Count every line that includes the string "time" in the entries that follow. Nothing besides the number is needed.
= = = = =
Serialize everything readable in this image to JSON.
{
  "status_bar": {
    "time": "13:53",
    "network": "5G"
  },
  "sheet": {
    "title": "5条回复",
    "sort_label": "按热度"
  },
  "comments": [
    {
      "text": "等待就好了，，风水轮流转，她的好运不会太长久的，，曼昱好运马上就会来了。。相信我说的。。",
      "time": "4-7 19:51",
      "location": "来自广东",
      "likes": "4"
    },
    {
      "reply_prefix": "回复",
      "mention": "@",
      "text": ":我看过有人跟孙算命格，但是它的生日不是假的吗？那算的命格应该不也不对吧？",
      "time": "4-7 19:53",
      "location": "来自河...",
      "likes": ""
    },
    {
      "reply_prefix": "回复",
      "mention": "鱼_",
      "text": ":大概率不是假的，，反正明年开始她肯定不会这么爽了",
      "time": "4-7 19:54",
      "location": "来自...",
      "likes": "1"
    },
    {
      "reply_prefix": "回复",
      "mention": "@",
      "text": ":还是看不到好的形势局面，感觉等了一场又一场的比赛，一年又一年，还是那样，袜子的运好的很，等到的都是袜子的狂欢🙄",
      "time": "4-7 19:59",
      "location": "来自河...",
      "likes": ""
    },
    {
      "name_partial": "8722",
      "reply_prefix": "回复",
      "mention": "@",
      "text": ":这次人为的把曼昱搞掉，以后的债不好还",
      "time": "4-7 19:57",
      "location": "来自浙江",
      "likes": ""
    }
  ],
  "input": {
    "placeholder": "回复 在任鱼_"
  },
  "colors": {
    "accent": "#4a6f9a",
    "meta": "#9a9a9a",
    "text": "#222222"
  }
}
= = = = =
• [FINISHED EXERCISE]: 6